Search the material for the word "Start" and report each line where it turns up.

BEGIN EXCERPTED DATA

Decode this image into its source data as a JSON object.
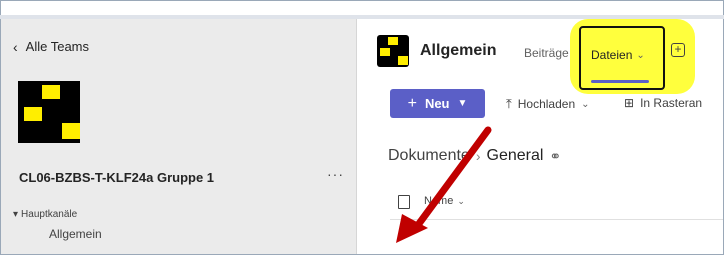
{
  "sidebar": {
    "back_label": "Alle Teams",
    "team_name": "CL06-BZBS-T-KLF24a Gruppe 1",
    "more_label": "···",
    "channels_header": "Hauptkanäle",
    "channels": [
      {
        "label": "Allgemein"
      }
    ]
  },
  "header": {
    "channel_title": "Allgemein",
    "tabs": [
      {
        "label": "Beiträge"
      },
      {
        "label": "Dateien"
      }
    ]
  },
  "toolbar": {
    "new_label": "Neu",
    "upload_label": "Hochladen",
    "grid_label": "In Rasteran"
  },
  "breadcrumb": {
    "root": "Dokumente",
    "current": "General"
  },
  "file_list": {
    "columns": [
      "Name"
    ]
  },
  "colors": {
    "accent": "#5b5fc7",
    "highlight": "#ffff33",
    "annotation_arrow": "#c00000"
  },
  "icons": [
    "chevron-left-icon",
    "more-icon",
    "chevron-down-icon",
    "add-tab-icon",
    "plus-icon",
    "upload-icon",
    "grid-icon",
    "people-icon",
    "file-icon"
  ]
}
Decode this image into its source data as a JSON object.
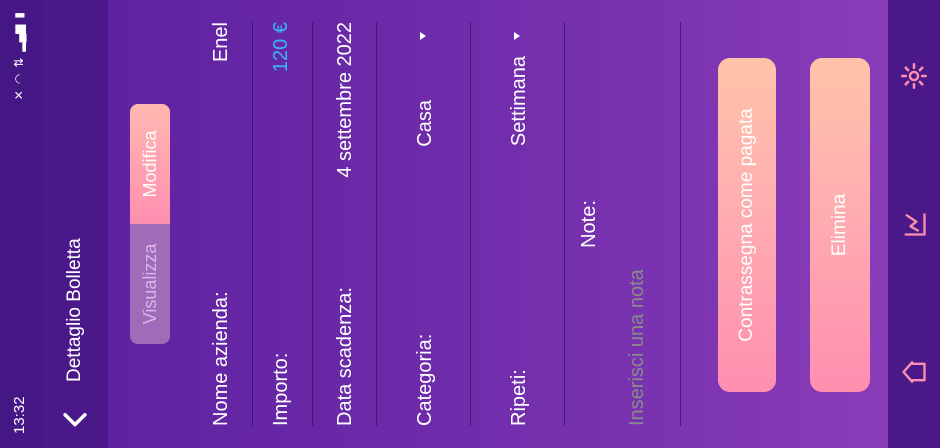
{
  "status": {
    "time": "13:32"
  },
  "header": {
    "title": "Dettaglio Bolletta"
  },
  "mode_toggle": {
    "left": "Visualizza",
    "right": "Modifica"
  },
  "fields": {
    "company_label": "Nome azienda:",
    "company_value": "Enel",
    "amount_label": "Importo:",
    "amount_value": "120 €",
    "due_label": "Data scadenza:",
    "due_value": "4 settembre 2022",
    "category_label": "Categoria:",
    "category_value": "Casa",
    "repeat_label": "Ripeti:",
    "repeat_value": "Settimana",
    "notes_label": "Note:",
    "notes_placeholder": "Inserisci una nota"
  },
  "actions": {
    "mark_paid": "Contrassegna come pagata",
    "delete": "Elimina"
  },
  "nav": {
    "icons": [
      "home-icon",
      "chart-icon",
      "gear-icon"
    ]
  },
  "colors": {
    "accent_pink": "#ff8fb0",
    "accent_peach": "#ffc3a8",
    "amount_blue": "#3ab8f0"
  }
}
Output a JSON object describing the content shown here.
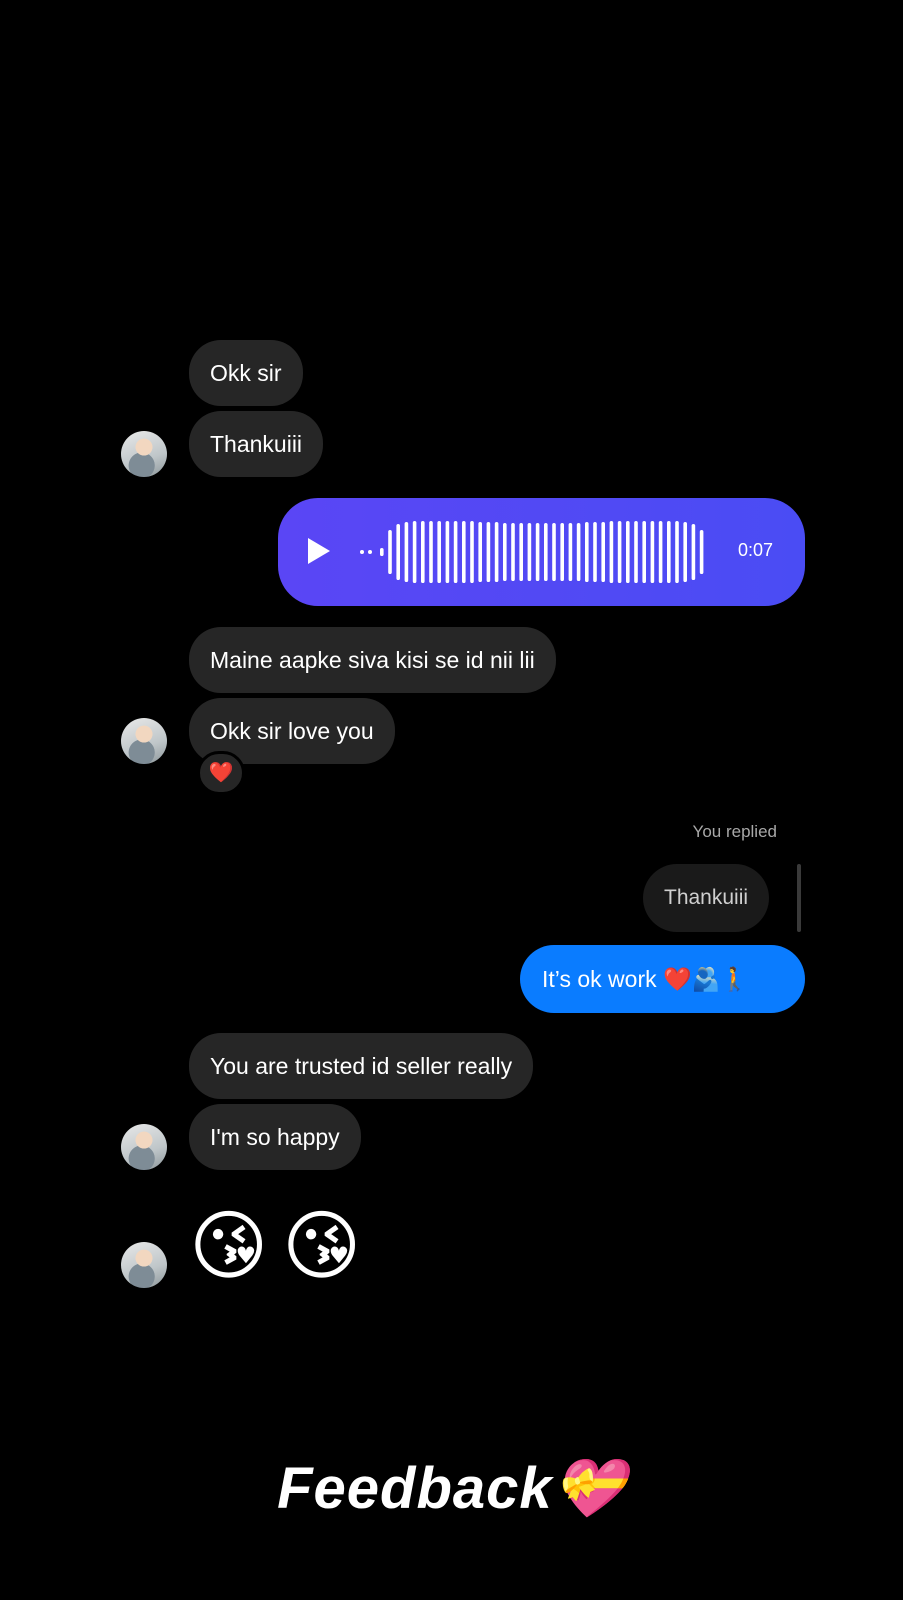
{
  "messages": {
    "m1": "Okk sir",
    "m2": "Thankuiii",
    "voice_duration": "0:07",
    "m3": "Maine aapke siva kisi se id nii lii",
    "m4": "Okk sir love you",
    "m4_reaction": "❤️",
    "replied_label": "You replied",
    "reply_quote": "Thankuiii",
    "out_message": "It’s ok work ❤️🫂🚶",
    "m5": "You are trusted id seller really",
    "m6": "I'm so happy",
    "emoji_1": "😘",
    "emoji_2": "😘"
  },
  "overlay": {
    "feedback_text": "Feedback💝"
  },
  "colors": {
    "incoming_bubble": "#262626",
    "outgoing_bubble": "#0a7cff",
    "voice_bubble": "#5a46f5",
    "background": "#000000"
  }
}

END EXCERPTED DATA
BEGIN EXCERPTED DATA

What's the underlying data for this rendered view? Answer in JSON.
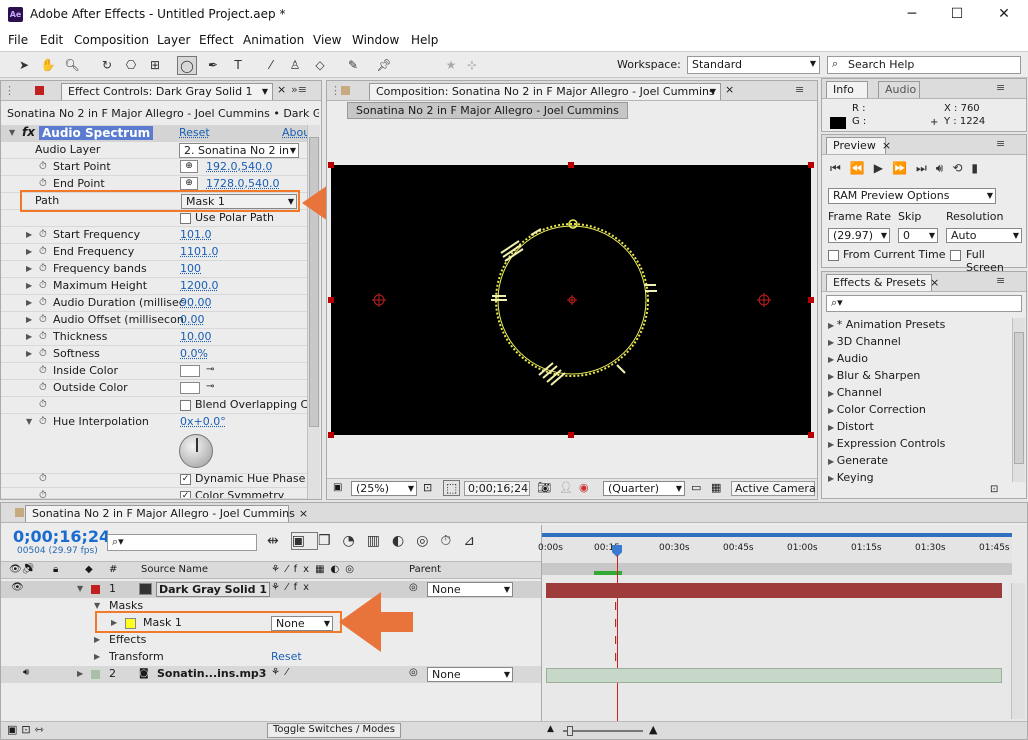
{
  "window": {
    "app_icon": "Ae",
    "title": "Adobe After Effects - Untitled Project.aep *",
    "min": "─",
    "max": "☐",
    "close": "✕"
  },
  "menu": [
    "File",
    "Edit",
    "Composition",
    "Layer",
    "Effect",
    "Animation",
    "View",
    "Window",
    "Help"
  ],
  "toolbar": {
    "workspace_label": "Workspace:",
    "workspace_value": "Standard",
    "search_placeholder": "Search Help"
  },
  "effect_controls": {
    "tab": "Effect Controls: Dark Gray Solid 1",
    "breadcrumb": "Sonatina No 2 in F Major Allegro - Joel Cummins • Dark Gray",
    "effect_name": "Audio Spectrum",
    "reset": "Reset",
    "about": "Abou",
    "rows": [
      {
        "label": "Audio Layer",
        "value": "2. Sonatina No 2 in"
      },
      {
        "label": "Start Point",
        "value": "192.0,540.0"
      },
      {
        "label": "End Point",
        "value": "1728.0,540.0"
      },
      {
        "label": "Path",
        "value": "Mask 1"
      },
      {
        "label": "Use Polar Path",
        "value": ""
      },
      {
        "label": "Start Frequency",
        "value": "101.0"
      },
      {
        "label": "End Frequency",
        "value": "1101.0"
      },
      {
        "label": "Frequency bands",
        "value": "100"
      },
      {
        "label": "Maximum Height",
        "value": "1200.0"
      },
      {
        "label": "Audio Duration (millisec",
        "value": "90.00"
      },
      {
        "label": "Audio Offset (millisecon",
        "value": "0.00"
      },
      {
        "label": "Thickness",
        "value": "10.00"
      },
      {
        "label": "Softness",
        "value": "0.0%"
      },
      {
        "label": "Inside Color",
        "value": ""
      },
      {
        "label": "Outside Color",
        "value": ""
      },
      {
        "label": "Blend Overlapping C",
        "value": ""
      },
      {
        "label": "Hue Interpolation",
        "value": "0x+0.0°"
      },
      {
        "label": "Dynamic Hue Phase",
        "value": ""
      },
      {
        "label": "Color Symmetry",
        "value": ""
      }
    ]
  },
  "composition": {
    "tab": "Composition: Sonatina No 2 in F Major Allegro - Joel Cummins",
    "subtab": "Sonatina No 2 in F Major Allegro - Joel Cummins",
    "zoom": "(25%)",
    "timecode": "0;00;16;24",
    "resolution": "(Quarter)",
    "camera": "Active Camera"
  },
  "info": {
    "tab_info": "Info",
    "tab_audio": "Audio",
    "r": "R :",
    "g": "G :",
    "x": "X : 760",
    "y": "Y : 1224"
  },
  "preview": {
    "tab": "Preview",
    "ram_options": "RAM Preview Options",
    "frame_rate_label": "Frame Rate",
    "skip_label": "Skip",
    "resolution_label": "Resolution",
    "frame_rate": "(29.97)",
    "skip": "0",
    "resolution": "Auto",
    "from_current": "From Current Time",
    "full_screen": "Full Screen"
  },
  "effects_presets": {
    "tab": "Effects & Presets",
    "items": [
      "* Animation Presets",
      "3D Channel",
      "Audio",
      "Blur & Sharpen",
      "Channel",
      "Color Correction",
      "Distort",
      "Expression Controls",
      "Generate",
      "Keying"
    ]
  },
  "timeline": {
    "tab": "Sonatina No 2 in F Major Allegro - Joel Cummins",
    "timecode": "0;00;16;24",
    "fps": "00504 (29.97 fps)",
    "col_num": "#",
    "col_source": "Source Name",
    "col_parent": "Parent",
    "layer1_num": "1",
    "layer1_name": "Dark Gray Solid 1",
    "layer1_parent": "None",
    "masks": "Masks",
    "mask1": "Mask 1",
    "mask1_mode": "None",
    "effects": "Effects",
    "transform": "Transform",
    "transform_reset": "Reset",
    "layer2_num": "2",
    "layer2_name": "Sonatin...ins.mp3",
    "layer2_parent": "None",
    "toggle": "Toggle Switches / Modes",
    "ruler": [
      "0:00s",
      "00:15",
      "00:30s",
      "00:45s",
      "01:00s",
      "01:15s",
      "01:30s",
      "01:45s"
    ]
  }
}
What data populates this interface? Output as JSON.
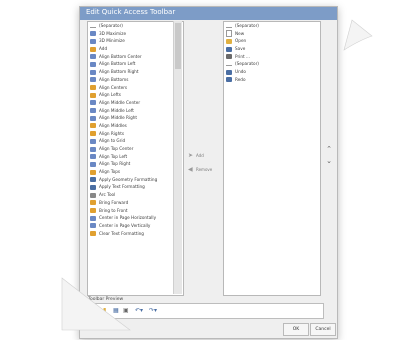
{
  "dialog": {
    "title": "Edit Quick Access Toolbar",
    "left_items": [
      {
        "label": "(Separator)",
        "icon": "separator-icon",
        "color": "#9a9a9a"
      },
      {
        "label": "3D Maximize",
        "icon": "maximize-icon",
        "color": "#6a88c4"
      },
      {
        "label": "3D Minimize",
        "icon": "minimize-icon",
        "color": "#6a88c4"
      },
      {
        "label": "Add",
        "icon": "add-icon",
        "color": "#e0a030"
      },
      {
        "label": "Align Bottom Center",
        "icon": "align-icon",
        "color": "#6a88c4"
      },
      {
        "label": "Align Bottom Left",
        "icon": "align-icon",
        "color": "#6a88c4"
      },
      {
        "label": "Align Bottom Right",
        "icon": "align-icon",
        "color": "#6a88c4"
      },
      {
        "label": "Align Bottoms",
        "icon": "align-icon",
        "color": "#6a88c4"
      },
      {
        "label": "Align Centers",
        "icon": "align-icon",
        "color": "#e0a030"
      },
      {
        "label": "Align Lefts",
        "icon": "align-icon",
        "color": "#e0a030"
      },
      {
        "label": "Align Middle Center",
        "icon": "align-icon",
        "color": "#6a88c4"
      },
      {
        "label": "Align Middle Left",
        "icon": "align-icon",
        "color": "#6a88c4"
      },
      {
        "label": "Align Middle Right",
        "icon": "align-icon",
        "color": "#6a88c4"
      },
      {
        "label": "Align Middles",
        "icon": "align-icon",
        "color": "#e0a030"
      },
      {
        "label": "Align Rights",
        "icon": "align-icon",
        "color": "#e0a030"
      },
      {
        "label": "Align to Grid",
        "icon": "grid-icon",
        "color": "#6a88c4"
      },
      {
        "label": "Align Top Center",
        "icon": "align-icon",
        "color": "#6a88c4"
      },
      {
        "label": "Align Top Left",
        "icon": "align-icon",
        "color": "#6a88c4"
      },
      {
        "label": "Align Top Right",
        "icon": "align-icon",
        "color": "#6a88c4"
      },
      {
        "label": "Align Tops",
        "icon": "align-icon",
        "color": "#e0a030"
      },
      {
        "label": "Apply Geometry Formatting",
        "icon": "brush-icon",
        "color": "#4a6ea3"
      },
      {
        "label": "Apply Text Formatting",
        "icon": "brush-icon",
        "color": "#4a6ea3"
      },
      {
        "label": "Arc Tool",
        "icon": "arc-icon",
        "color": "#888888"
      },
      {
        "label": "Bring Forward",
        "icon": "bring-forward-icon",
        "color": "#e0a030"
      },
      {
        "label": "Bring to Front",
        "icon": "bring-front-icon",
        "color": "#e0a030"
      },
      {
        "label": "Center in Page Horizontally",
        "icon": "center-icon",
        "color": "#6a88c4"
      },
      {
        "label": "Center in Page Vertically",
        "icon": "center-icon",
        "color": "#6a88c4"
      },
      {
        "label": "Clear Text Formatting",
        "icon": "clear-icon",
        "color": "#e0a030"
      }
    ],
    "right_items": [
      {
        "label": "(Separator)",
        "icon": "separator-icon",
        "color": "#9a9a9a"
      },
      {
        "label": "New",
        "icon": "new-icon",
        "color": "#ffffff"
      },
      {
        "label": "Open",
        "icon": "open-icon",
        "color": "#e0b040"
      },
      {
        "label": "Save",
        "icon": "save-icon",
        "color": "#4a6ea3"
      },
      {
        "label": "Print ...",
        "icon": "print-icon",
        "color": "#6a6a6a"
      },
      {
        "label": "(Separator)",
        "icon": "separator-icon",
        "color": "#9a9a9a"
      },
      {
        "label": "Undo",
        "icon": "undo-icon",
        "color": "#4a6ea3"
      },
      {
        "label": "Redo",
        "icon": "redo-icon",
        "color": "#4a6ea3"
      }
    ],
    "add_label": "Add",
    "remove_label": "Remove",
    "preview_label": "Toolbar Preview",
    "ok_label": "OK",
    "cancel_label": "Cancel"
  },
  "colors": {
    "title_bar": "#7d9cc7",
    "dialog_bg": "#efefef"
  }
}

END EXCERPTED DATA

WRITTEN ANSWER —
        "label": "Start Point",
        "label": "Start Frequency",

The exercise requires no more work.